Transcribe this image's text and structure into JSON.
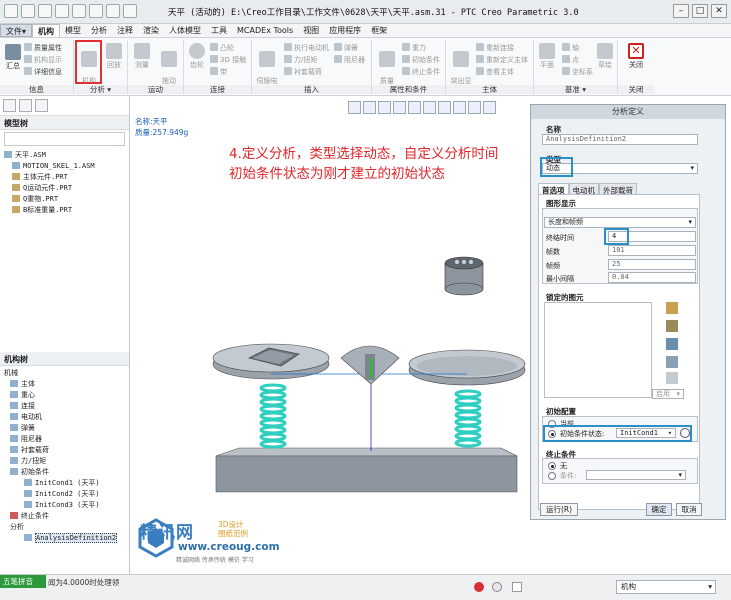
{
  "window": {
    "title": "天平 (活动的) E:\\Creo工作目录\\工作文件\\0628\\天平\\天平.asm.31 - PTC Creo Parametric 3.0"
  },
  "menu": {
    "tabs": [
      "文件▾",
      "机构",
      "模型",
      "分析",
      "注释",
      "渲染",
      "人体模型",
      "工具",
      "MCADEx Tools",
      "视图",
      "应用程序",
      "框架"
    ]
  },
  "ribbon": {
    "groups": {
      "info": "信息",
      "analysis": "分析 ▾",
      "motion": "运动",
      "connect": "连接",
      "insert": "插入",
      "props": "属性和条件",
      "body": "主体",
      "datum": "基准 ▾",
      "close": "关闭"
    },
    "buttons": {
      "summary": "汇总",
      "mass": "质量属性",
      "mech_display": "机构显示",
      "detail": "详细信息",
      "mech_analysis": "机构\n分析",
      "playback": "回放",
      "measure": "测量",
      "drag": "拖动\n元件",
      "gear": "齿轮",
      "cam": "凸轮",
      "3d_contact": "3D 接触",
      "belt": "带",
      "servo": "伺服电\n动机",
      "exec_motor": "执行电动机",
      "force": "力/扭矩",
      "spring": "弹簧",
      "damper": "阻尼器",
      "bushing": "衬套载荷",
      "mass_prop": "质量\n属性",
      "gravity": "重力",
      "init_cond": "初始条件",
      "term_cond": "终止条件",
      "highlight_body": "突出显\n示主体",
      "redefine_body": "重新定义主体",
      "reconnect": "重新连接",
      "view_body": "查看主体",
      "plane": "平面",
      "axis": "轴",
      "point": "点",
      "csys": "坐标系",
      "sketch": "草绘",
      "close": "关闭"
    }
  },
  "model_tree": {
    "title": "模型树",
    "items": [
      "天平.ASM",
      "MOTION_SKEL_1.ASM",
      "主体元件.PRT",
      "Q运动元件.PRT",
      "Q重物.PRT",
      "B标准重量.PRT"
    ]
  },
  "mech_tree": {
    "title": "机构树",
    "items": [
      "机械",
      "主体",
      "重心",
      "连接",
      "电动机",
      "弹簧",
      "阻尼器",
      "衬套载荷",
      "力/扭矩",
      "初始条件",
      "InitCond1 (天平)",
      "InitCond2 (天平)",
      "InitCond3 (天平)",
      "终止条件",
      "分析",
      "AnalysisDefinition2"
    ]
  },
  "graphics": {
    "name_line": "名称:天平",
    "mass_line": "质量:257.949g",
    "annotation_line1": "4.定义分析，类型选择动态，自定义分析时间",
    "annotation_line2": "初始条件状态为刚才建立的初始状态"
  },
  "dialog": {
    "title": "分析定义",
    "name_label": "名称",
    "name_value": "AnalysisDefinition2",
    "type_label": "类型",
    "type_value": "动态",
    "tabs": [
      "首选项",
      "电动机",
      "外部载荷"
    ],
    "graph_display_label": "图形显示",
    "mode_value": "长度和帧频",
    "end_time_label": "终结时间",
    "end_time_value": "4",
    "frames_label": "帧数",
    "frames_value": "101",
    "frame_rate_label": "帧频",
    "frame_rate_value": "25",
    "min_interval_label": "最小间隔",
    "min_interval_value": "0.04",
    "locked_label": "锁定的图元",
    "enable_label": "启用",
    "init_config_label": "初始配置",
    "current_label": "当前",
    "init_state_label": "初始条件状态:",
    "init_state_value": "InitCond1",
    "term_cond_label": "终止条件",
    "none_label": "无",
    "cond_label": "条件:",
    "run_button": "运行(R)",
    "ok_button": "确定",
    "cancel_button": "取消"
  },
  "status": {
    "task_button": "五笔拼音",
    "message": "闻为4.0000时处理领",
    "filter_value": "机构"
  },
  "watermark": {
    "brand": "精讯网",
    "sub": "3D设计\n图纸范例",
    "url": "www.creoug.com",
    "tagline": "精诚网络 传承传统 模仿 学习"
  },
  "colors": {
    "accent": "#2a8fc9",
    "annotation": "#e0262a",
    "highlight_box": "#e03030",
    "spring": "#2ecfc0"
  }
}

#### THE REQUEST:
Write every entry out again exactly, dropping the pictures.

#### SOLUTION TO THE EXERCISE:
Transcribe this image's text and structure into JSON.
{
  "window": {
    "title": "天平 (活动的) E:\\Creo工作目录\\工作文件\\0628\\天平\\天平.asm.31 - PTC Creo Parametric 3.0"
  },
  "menu": {
    "tabs": [
      "文件▾",
      "机构",
      "模型",
      "分析",
      "注释",
      "渲染",
      "人体模型",
      "工具",
      "MCADEx Tools",
      "视图",
      "应用程序",
      "框架"
    ]
  },
  "ribbon": {
    "groups": {
      "info": "信息",
      "analysis": "分析 ▾",
      "motion": "运动",
      "connect": "连接",
      "insert": "插入",
      "props": "属性和条件",
      "body": "主体",
      "datum": "基准 ▾",
      "close": "关闭"
    },
    "buttons": {
      "summary": "汇总",
      "mass": "质量属性",
      "mech_display": "机构显示",
      "detail": "详细信息",
      "mech_analysis": "机构\n分析",
      "playback": "回放",
      "measure": "测量",
      "drag": "拖动\n元件",
      "gear": "齿轮",
      "cam": "凸轮",
      "3d_contact": "3D 接触",
      "belt": "带",
      "servo": "伺服电\n动机",
      "exec_motor": "执行电动机",
      "force": "力/扭矩",
      "spring": "弹簧",
      "damper": "阻尼器",
      "bushing": "衬套载荷",
      "mass_prop": "质量\n属性",
      "gravity": "重力",
      "init_cond": "初始条件",
      "term_cond": "终止条件",
      "highlight_body": "突出显\n示主体",
      "redefine_body": "重新定义主体",
      "reconnect": "重新连接",
      "view_body": "查看主体",
      "plane": "平面",
      "axis": "轴",
      "point": "点",
      "csys": "坐标系",
      "sketch": "草绘",
      "close": "关闭"
    }
  },
  "model_tree": {
    "title": "模型树",
    "items": [
      "天平.ASM",
      "MOTION_SKEL_1.ASM",
      "主体元件.PRT",
      "Q运动元件.PRT",
      "Q重物.PRT",
      "B标准重量.PRT"
    ]
  },
  "mech_tree": {
    "title": "机构树",
    "items": [
      "机械",
      "主体",
      "重心",
      "连接",
      "电动机",
      "弹簧",
      "阻尼器",
      "衬套载荷",
      "力/扭矩",
      "初始条件",
      "InitCond1 (天平)",
      "InitCond2 (天平)",
      "InitCond3 (天平)",
      "终止条件",
      "分析",
      "AnalysisDefinition2"
    ]
  },
  "graphics": {
    "name_line": "名称:天平",
    "mass_line": "质量:257.949g",
    "annotation_line1": "4.定义分析，类型选择动态，自定义分析时间",
    "annotation_line2": "初始条件状态为刚才建立的初始状态"
  },
  "dialog": {
    "title": "分析定义",
    "name_label": "名称",
    "name_value": "AnalysisDefinition2",
    "type_label": "类型",
    "type_value": "动态",
    "tabs": [
      "首选项",
      "电动机",
      "外部载荷"
    ],
    "graph_display_label": "图形显示",
    "mode_value": "长度和帧频",
    "end_time_label": "终结时间",
    "end_time_value": "4",
    "frames_label": "帧数",
    "frames_value": "101",
    "frame_rate_label": "帧频",
    "frame_rate_value": "25",
    "min_interval_label": "最小间隔",
    "min_interval_value": "0.04",
    "locked_label": "锁定的图元",
    "enable_label": "启用",
    "init_config_label": "初始配置",
    "current_label": "当前",
    "init_state_label": "初始条件状态:",
    "init_state_value": "InitCond1",
    "term_cond_label": "终止条件",
    "none_label": "无",
    "cond_label": "条件:",
    "run_button": "运行(R)",
    "ok_button": "确定",
    "cancel_button": "取消"
  },
  "status": {
    "task_button": "五笔拼音",
    "message": "闻为4.0000时处理领",
    "filter_value": "机构"
  },
  "watermark": {
    "brand": "精讯网",
    "sub": "3D设计\n图纸范例",
    "url": "www.creoug.com",
    "tagline": "精诚网络 传承传统 模仿 学习"
  },
  "colors": {
    "accent": "#2a8fc9",
    "annotation": "#e0262a",
    "highlight_box": "#e03030",
    "spring": "#2ecfc0"
  }
}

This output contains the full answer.